> [Objective]
Find the word "relative" in the material below and gather every line that contains it.

> [Input records]
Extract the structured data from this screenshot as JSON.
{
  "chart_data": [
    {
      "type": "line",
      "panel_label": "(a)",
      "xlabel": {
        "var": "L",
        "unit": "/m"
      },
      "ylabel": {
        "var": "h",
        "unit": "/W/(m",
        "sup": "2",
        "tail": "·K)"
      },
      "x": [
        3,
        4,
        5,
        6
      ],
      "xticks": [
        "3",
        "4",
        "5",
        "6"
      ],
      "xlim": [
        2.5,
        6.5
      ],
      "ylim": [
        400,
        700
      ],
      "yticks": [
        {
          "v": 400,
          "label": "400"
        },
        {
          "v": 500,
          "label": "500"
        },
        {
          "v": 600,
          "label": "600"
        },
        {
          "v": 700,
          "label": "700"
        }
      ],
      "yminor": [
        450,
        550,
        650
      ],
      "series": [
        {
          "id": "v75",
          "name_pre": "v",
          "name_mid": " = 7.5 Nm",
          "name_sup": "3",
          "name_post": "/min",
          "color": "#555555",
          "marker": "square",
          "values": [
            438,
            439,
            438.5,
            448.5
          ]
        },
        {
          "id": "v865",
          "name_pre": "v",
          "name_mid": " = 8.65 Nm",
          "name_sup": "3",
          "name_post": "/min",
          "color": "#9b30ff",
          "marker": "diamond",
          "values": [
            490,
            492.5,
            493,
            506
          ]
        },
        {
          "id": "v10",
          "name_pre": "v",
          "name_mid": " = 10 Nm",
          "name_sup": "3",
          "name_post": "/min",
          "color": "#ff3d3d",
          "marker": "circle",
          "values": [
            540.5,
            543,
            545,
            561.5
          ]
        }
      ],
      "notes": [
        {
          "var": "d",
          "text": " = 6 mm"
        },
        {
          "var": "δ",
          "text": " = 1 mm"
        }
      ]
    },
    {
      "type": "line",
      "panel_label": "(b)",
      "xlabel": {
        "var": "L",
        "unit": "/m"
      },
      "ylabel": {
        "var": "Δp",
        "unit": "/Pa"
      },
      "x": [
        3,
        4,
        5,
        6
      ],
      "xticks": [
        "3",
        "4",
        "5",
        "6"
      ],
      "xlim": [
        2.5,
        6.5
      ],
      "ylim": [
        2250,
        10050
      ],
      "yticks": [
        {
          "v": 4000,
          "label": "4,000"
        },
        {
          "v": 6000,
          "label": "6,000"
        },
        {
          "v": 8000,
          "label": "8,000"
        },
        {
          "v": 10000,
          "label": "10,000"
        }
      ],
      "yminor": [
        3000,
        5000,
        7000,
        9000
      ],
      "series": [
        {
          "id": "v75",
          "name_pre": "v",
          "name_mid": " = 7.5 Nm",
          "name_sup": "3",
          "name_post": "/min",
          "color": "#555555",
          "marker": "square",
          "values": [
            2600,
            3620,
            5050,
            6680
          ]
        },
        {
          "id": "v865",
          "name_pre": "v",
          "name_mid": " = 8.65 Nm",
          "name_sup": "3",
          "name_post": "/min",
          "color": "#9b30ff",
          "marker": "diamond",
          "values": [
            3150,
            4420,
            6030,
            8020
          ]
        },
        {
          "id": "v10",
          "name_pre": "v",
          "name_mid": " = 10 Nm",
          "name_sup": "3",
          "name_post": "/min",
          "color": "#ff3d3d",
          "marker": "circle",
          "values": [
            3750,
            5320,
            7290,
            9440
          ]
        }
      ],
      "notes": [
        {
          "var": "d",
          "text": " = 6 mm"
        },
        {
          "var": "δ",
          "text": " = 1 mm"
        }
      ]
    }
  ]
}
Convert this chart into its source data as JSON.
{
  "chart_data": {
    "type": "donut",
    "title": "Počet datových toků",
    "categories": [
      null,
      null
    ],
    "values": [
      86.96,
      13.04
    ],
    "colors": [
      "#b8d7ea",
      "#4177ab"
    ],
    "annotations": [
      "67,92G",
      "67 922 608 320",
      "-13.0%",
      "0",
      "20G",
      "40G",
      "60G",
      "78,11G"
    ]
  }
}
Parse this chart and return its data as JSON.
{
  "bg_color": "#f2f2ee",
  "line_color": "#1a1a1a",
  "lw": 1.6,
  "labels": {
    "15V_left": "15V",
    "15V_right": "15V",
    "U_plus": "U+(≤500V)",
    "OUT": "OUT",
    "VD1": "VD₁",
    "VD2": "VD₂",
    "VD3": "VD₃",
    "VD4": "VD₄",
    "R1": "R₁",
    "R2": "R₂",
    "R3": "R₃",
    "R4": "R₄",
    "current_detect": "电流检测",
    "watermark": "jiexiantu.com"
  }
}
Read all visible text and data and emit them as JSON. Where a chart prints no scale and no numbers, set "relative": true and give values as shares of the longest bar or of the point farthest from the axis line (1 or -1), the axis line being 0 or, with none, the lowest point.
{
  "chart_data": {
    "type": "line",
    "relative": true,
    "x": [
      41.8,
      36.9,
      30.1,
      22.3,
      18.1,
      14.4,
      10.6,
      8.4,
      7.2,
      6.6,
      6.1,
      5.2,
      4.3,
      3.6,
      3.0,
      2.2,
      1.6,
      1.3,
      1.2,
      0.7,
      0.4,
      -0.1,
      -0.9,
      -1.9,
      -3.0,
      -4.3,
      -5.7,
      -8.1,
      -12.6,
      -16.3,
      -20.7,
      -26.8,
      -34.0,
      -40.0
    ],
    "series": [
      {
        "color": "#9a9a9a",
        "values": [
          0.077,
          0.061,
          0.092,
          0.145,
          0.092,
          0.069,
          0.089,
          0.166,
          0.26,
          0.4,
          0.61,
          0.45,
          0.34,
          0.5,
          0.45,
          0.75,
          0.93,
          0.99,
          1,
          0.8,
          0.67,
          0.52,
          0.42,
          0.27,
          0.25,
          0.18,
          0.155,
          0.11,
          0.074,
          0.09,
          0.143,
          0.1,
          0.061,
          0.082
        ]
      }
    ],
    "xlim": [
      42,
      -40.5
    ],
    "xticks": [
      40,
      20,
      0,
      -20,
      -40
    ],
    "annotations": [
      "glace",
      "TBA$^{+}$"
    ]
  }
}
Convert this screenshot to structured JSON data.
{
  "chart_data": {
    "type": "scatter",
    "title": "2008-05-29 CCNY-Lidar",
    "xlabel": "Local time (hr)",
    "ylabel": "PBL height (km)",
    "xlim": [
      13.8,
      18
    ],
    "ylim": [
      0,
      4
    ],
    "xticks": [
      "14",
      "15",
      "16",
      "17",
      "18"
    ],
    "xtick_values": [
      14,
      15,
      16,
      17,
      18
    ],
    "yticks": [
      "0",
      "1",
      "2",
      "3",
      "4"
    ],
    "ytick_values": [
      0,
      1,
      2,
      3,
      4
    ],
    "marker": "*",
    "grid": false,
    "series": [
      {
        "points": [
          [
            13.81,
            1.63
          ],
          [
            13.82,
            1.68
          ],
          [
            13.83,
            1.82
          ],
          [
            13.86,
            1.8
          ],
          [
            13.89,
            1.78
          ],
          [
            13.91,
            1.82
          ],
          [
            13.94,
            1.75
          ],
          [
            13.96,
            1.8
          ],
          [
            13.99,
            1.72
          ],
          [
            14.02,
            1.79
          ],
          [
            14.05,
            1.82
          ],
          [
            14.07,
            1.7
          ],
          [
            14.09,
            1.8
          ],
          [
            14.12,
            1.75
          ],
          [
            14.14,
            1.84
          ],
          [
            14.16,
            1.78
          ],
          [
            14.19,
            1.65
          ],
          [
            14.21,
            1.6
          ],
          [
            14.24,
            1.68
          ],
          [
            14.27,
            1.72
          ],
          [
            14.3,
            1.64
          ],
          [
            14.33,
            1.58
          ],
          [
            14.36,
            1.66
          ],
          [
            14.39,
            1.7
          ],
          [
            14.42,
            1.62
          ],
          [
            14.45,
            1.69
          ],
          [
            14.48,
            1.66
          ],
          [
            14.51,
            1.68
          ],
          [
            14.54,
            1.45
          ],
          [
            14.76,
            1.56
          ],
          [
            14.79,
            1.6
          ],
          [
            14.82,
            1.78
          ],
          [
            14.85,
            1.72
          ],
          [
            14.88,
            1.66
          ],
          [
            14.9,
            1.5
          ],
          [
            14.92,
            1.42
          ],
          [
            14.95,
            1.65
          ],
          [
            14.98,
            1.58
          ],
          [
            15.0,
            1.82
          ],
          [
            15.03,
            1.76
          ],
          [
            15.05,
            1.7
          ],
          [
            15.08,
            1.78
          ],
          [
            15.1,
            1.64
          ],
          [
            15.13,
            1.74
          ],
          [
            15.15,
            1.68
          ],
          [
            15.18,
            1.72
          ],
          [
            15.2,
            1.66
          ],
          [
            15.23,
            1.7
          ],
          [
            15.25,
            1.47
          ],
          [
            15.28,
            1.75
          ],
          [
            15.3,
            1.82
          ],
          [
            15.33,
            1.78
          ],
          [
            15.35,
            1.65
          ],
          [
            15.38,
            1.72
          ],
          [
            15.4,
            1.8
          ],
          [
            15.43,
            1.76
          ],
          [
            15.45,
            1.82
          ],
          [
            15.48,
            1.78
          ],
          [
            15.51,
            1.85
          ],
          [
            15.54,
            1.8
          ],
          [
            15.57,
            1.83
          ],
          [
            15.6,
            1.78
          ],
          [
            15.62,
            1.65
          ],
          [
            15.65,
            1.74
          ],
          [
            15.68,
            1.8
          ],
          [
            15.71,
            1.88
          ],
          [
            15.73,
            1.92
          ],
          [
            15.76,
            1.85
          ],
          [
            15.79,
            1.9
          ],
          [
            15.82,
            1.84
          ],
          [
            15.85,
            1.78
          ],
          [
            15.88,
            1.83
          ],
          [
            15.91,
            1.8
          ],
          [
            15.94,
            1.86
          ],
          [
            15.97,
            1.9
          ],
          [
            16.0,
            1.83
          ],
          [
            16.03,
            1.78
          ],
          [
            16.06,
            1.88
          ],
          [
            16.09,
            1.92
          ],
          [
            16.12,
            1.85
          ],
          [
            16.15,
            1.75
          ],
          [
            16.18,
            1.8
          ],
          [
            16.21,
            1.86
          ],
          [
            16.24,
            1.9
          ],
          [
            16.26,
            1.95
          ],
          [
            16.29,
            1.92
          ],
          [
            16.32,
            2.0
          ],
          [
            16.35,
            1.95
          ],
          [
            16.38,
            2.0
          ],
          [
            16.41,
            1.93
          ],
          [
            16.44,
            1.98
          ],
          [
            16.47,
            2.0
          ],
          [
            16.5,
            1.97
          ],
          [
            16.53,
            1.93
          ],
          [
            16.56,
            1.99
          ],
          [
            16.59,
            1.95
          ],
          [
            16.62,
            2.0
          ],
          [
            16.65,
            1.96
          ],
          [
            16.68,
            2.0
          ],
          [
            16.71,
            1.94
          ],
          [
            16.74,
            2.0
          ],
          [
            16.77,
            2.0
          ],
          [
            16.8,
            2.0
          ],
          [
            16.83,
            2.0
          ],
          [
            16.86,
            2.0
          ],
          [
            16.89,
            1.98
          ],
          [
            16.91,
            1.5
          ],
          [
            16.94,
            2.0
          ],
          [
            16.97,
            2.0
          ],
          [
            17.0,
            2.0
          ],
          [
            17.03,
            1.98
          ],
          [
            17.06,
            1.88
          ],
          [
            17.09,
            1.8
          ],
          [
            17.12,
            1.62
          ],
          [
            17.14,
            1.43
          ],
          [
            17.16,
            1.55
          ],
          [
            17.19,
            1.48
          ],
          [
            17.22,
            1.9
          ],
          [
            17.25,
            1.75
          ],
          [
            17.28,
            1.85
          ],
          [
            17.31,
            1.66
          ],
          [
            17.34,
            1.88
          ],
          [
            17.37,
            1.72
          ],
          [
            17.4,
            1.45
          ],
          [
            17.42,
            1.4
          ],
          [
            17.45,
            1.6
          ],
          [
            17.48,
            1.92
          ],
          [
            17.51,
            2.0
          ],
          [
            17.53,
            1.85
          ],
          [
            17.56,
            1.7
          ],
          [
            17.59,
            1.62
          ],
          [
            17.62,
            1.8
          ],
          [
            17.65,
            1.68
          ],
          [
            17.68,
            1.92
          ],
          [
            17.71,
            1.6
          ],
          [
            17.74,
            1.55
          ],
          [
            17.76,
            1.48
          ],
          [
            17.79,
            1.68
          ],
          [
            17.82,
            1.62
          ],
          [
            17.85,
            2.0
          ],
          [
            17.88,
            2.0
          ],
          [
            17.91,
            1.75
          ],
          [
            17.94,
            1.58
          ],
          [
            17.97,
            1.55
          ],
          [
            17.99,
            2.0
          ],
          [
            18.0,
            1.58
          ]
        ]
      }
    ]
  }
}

> [Solution below]
Read all visible text and data and emit them as JSON. Where a chart prints no scale and no numbers, set "relative": true and give values as shares of the longest bar or of the point farthest from the axis line (1 or -1), the axis line being 0 or, with none, the lowest point.
    "relative": true,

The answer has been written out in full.